## WHAT TO PRODUCE
Copy out each line of the material below with no changes.

━━ EXERCISE INPUT ━━

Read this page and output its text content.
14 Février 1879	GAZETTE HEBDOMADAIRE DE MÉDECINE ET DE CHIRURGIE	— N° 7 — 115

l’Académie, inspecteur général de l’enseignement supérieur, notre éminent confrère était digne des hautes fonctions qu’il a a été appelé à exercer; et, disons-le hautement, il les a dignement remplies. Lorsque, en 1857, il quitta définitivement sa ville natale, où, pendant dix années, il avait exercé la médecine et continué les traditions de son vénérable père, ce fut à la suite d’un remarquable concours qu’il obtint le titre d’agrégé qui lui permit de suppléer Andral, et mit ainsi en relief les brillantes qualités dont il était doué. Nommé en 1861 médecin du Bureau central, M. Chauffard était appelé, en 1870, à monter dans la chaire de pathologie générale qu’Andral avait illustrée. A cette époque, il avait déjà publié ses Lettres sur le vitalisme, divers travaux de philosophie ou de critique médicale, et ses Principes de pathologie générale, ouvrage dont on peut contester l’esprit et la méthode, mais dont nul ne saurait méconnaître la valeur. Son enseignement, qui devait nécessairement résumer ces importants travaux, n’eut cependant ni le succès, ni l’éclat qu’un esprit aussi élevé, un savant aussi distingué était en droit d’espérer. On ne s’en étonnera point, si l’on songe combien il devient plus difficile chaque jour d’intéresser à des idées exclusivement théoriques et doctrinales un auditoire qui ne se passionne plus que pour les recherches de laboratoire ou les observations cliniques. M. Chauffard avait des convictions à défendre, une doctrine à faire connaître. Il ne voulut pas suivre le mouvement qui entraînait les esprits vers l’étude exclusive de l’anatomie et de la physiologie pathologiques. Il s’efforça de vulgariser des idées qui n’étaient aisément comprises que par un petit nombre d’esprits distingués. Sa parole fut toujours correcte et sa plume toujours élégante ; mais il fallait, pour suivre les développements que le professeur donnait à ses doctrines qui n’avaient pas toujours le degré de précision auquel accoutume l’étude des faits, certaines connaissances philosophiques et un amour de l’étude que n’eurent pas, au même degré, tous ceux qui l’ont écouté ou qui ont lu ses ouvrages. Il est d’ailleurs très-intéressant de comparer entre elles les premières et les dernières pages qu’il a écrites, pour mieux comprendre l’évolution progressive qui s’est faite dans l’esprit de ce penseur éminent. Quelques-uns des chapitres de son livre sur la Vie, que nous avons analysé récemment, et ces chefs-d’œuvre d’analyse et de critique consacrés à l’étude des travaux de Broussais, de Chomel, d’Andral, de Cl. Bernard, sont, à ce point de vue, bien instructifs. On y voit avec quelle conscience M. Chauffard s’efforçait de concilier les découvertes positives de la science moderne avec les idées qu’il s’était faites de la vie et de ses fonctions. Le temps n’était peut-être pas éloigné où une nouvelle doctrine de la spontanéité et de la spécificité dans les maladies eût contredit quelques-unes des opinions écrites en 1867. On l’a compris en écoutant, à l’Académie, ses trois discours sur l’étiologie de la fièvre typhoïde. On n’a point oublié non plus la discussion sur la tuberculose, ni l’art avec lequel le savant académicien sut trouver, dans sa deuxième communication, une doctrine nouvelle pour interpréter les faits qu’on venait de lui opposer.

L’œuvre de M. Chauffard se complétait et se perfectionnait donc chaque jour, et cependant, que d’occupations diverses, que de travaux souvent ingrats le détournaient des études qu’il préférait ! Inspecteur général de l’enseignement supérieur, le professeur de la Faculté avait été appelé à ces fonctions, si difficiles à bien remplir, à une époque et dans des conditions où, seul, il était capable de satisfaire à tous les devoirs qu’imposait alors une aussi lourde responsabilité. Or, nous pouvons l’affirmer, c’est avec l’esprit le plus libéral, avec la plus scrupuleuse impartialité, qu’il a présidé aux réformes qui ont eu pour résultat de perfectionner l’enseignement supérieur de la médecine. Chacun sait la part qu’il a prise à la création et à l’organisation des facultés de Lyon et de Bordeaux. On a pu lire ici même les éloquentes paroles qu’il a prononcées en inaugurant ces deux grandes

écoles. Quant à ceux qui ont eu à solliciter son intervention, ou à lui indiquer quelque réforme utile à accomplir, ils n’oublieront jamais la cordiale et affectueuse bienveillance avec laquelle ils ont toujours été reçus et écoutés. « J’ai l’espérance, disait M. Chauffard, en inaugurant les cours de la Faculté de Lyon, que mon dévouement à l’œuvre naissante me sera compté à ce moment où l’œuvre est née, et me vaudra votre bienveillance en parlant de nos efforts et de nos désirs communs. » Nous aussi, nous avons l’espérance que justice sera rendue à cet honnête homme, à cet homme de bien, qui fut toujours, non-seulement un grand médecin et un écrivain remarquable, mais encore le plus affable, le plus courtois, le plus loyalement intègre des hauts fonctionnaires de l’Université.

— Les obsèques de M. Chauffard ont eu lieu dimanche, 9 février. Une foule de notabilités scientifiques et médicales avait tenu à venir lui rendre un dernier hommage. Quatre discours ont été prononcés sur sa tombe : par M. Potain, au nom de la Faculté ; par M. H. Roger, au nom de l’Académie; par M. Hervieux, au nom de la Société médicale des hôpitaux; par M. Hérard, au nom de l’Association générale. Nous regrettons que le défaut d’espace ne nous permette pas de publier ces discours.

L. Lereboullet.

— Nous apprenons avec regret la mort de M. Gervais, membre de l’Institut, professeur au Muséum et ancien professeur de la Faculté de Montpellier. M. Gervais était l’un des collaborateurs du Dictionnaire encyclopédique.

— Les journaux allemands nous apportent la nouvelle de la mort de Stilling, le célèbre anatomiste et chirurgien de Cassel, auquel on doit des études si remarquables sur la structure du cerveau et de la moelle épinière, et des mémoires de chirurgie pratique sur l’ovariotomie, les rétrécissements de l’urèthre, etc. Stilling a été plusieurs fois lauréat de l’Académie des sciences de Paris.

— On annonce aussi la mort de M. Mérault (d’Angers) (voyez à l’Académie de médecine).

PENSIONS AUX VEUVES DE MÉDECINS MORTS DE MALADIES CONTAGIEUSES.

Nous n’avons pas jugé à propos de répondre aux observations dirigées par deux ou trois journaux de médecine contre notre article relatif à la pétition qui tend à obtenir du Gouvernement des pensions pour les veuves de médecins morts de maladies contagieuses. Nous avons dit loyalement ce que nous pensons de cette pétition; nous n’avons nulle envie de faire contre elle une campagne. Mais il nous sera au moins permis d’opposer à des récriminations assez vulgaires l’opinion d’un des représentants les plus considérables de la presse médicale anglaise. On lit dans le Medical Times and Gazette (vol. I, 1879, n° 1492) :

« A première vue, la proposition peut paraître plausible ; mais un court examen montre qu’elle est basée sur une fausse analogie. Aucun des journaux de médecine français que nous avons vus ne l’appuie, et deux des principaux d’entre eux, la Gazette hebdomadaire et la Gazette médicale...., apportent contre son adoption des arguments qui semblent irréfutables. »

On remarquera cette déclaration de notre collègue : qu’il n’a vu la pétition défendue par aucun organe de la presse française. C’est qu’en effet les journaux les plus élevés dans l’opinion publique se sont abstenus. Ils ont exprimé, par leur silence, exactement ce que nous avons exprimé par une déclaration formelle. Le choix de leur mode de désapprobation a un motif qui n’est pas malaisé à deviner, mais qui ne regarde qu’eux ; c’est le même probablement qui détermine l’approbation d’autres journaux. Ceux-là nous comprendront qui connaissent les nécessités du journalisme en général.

━━━

## THE COMPLETED TASK
Read this page and output its text content.
14 Février 1879	GAZETTE HEBDOMADAIRE DE MÉDECINE ET DE CHIRURGIE	— N° 7 — 115

l’Académie, inspecteur général de l’enseignement supérieur, notre éminent confrère était digne des hautes fonctions qu’il a a été appelé à exercer; et, disons-le hautement, il les a dignement remplies. Lorsque, en 1857, il quitta définitivement sa ville natale, où, pendant dix années, il avait exercé la médecine et continué les traditions de son vénérable père, ce fut à la suite d’un remarquable concours qu’il obtint le titre d’agrégé qui lui permit de suppléer Andral, et mit ainsi en relief les brillantes qualités dont il était doué. Nommé en 1861 médecin du Bureau central, M. Chauffard était appelé, en 1870, à monter dans la chaire de pathologie générale qu’Andral avait illustrée. A cette époque, il avait déjà publié ses Lettres sur le vitalisme, divers travaux de philosophie ou de critique médicale, et ses Principes de pathologie générale, ouvrage dont on peut contester l’esprit et la méthode, mais dont nul ne saurait méconnaître la valeur. Son enseignement, qui devait nécessairement résumer ces importants travaux, n’eut cependant ni le succès, ni l’éclat qu’un esprit aussi élevé, un savant aussi distingué était en droit d’espérer. On ne s’en étonnera point, si l’on songe combien il devient plus difficile chaque jour d’intéresser à des idées exclusivement théoriques et doctrinales un auditoire qui ne se passionne plus que pour les recherches de laboratoire ou les observations cliniques. M. Chauffard avait des convictions à défendre, une doctrine à faire connaître. Il ne voulut pas suivre le mouvement qui entraînait les esprits vers l’étude exclusive de l’anatomie et de la physiologie pathologiques. Il s’efforça de vulgariser des idées qui n’étaient aisément comprises que par un petit nombre d’esprits distingués. Sa parole fut toujours correcte et sa plume toujours élégante ; mais il fallait, pour suivre les développements que le professeur donnait à ses doctrines qui n’avaient pas toujours le degré de précision auquel accoutume l’étude des faits, certaines connaissances philosophiques et un amour de l’étude que n’eurent pas, au même degré, tous ceux qui l’ont écouté ou qui ont lu ses ouvrages. Il est d’ailleurs très-intéressant de comparer entre elles les premières et les dernières pages qu’il a écrites, pour mieux comprendre l’évolution progressive qui s’est faite dans l’esprit de ce penseur éminent. Quelques-uns des chapitres de son livre sur la Vie, que nous avons analysé récemment, et ces chefs-d’œuvre d’analyse et de critique consacrés à l’étude des travaux de Broussais, de Chomel, d’Andral, de Cl. Bernard, sont, à ce point de vue, bien instructifs. On y voit avec quelle conscience M. Chauffard s’efforçait de concilier les découvertes positives de la science moderne avec les idées qu’il s’était faites de la vie et de ses fonctions. Le temps n’était peut-être pas éloigné où une nouvelle doctrine de la spontanéité et de la spécificité dans les maladies eût contredit quelques-unes des opinions écrites en 1867. On l’a compris en écoutant, à l’Académie, ses trois discours sur l’étiologie de la fièvre typhoïde. On n’a point oublié non plus la discussion sur la tuberculose, ni l’art avec lequel le savant académicien sut trouver, dans sa deuxième communication, une doctrine nouvelle pour interpréter les faits qu’on venait de lui opposer.

L’œuvre de M. Chauffard se complétait et se perfectionnait donc chaque jour, et cependant, que d’occupations diverses, que de travaux souvent ingrats le détournaient des études qu’il préférait ! Inspecteur général de l’enseignement supérieur, le professeur de la Faculté avait été appelé à ces fonctions, si difficiles à bien remplir, à une époque et dans des conditions où, seul, il était capable de satisfaire à tous les devoirs qu’imposait alors une aussi lourde responsabilité. Or, nous pouvons l’affirmer, c’est avec l’esprit le plus libéral, avec la plus scrupuleuse impartialité, qu’il a présidé aux réformes qui ont eu pour résultat de perfectionner l’enseignement supérieur de la médecine. Chacun sait la part qu’il a prise à la création et à l’organisation des facultés de Lyon et de Bordeaux. On a pu lire ici même les éloquentes paroles qu’il a prononcées en inaugurant ces deux grandes

écoles. Quant à ceux qui ont eu à solliciter son intervention, ou à lui indiquer quelque réforme utile à accomplir, ils n’oublieront jamais la cordiale et affectueuse bienveillance avec laquelle ils ont toujours été reçus et écoutés. « J’ai l’espérance, disait M. Chauffard, en inaugurant les cours de la Faculté de Lyon, que mon dévouement à l’œuvre naissante me sera compté à ce moment où l’œuvre est née, et me vaudra votre bienveillance en parlant de nos efforts et de nos désirs communs. » Nous aussi, nous avons l’espérance que justice sera rendue à cet honnête homme, à cet homme de bien, qui fut toujours, non-seulement un grand médecin et un écrivain remarquable, mais encore le plus affable, le plus courtois, le plus loyalement intègre des hauts fonctionnaires de l’Université.

— Les obsèques de M. Chauffard ont eu lieu dimanche, 9 février. Une foule de notabilités scientifiques et médicales avait tenu à venir lui rendre un dernier hommage. Quatre discours ont été prononcés sur sa tombe : par M. Potain, au nom de la Faculté ; par M. H. Roger, au nom de l’Académie; par M. Hervieux, au nom de la Société médicale des hôpitaux; par M. Hérard, au nom de l’Association générale. Nous regrettons que le défaut d’espace ne nous permette pas de publier ces discours.

L. Lereboullet.

— Nous apprenons avec regret la mort de M. Gervais, membre de l’Institut, professeur au Muséum et ancien professeur de la Faculté de Montpellier. M. Gervais était l’un des collaborateurs du Dictionnaire encyclopédique.

— Les journaux allemands nous apportent la nouvelle de la mort de Stilling, le célèbre anatomiste et chirurgien de Cassel, auquel on doit des études si remarquables sur la structure du cerveau et de la moelle épinière, et des mémoires de chirurgie pratique sur l’ovariotomie, les rétrécissements de l’urèthre, etc. Stilling a été plusieurs fois lauréat de l’Académie des sciences de Paris.

— On annonce aussi la mort de M. Mérault (d’Angers) (voyez à l’Académie de médecine).

PENSIONS AUX VEUVES DE MÉDECINS MORTS DE MALADIES CONTAGIEUSES.

Nous n’avons pas jugé à propos de répondre aux observations dirigées par deux ou trois journaux de médecine contre notre article relatif à la pétition qui tend à obtenir du Gouvernement des pensions pour les veuves de médecins morts de maladies contagieuses. Nous avons dit loyalement ce que nous pensons de cette pétition; nous n’avons nulle envie de faire contre elle une campagne. Mais il nous sera au moins permis d’opposer à des récriminations assez vulgaires l’opinion d’un des représentants les plus considérables de la presse médicale anglaise. On lit dans le Medical Times and Gazette (vol. I, 1879, n° 1492) :

« A première vue, la proposition peut paraître plausible ; mais un court examen montre qu’elle est basée sur une fausse analogie. Aucun des journaux de médecine français que nous avons vus ne l’appuie, et deux des principaux d’entre eux, la Gazette hebdomadaire et la Gazette médicale...., apportent contre son adoption des arguments qui semblent irréfutables. »

On remarquera cette déclaration de notre collègue : qu’il n’a vu la pétition défendue par aucun organe de la presse française. C’est qu’en effet les journaux les plus élevés dans l’opinion publique se sont abstenus. Ils ont exprimé, par leur silence, exactement ce que nous avons exprimé par une déclaration formelle. Le choix de leur mode de désapprobation a un motif qui n’est pas malaisé à deviner, mais qui ne regarde qu’eux ; c’est le même probablement qui détermine l’approbation d’autres journaux. Ceux-là nous comprendront qui connaissent les nécessités du journalisme en général.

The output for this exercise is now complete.